WHAT IS ASKED ▸ Give the listing again exactly, omitting its images.

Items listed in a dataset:

§

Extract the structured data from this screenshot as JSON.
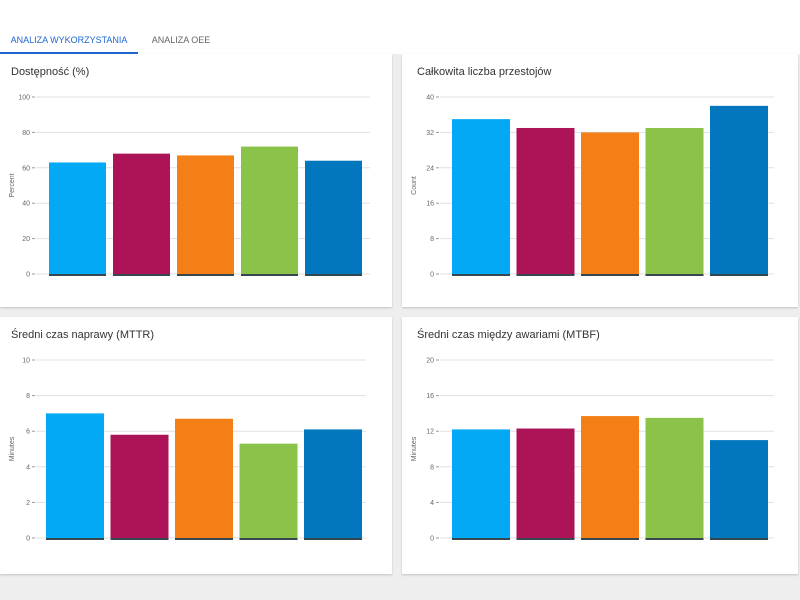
{
  "tabs": [
    {
      "label": "ANALIZA WYKORZYSTANIA",
      "active": true
    },
    {
      "label": "ANALIZA OEE",
      "active": false
    }
  ],
  "colors": {
    "accent": "#1f66d1",
    "bars": [
      "#03a9f4",
      "#ad1457",
      "#f57f17",
      "#8bc34a",
      "#0277bd"
    ]
  },
  "chart_data": [
    {
      "type": "bar",
      "title": "Dostępność (%)",
      "ylabel": "Percent",
      "ylim": [
        0,
        100
      ],
      "yticks": [
        0,
        20,
        40,
        60,
        80,
        100
      ],
      "values": [
        63,
        68,
        67,
        72,
        64
      ],
      "grid": true
    },
    {
      "type": "bar",
      "title": "Całkowita liczba przestojów",
      "ylabel": "Count",
      "ylim": [
        0,
        40
      ],
      "yticks": [
        0,
        8,
        16,
        24,
        32,
        40
      ],
      "values": [
        35,
        33,
        32,
        33,
        38
      ],
      "grid": true
    },
    {
      "type": "bar",
      "title": "Średni czas naprawy (MTTR)",
      "ylabel": "Minutes",
      "ylim": [
        0,
        10
      ],
      "yticks": [
        0,
        2,
        4,
        6,
        8,
        10
      ],
      "values": [
        7.0,
        5.8,
        6.7,
        5.3,
        6.1
      ],
      "grid": true
    },
    {
      "type": "bar",
      "title": "Średni czas między awariami (MTBF)",
      "ylabel": "Minutes",
      "ylim": [
        0,
        20
      ],
      "yticks": [
        0,
        4,
        8,
        12,
        16,
        20
      ],
      "values": [
        12.2,
        12.3,
        13.7,
        13.5,
        11.0
      ],
      "grid": true
    }
  ]
}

§

EXPECTED ANSWER ▸
Extract the structured data from this screenshot as JSON.
{
  "tabs": [
    {
      "label": "ANALIZA WYKORZYSTANIA",
      "active": true
    },
    {
      "label": "ANALIZA OEE",
      "active": false
    }
  ],
  "colors": {
    "accent": "#1f66d1",
    "bars": [
      "#03a9f4",
      "#ad1457",
      "#f57f17",
      "#8bc34a",
      "#0277bd"
    ]
  },
  "chart_data": [
    {
      "type": "bar",
      "title": "Dostępność (%)",
      "ylabel": "Percent",
      "ylim": [
        0,
        100
      ],
      "yticks": [
        0,
        20,
        40,
        60,
        80,
        100
      ],
      "values": [
        63,
        68,
        67,
        72,
        64
      ],
      "grid": true
    },
    {
      "type": "bar",
      "title": "Całkowita liczba przestojów",
      "ylabel": "Count",
      "ylim": [
        0,
        40
      ],
      "yticks": [
        0,
        8,
        16,
        24,
        32,
        40
      ],
      "values": [
        35,
        33,
        32,
        33,
        38
      ],
      "grid": true
    },
    {
      "type": "bar",
      "title": "Średni czas naprawy (MTTR)",
      "ylabel": "Minutes",
      "ylim": [
        0,
        10
      ],
      "yticks": [
        0,
        2,
        4,
        6,
        8,
        10
      ],
      "values": [
        7.0,
        5.8,
        6.7,
        5.3,
        6.1
      ],
      "grid": true
    },
    {
      "type": "bar",
      "title": "Średni czas między awariami (MTBF)",
      "ylabel": "Minutes",
      "ylim": [
        0,
        20
      ],
      "yticks": [
        0,
        4,
        8,
        12,
        16,
        20
      ],
      "values": [
        12.2,
        12.3,
        13.7,
        13.5,
        11.0
      ],
      "grid": true
    }
  ]
}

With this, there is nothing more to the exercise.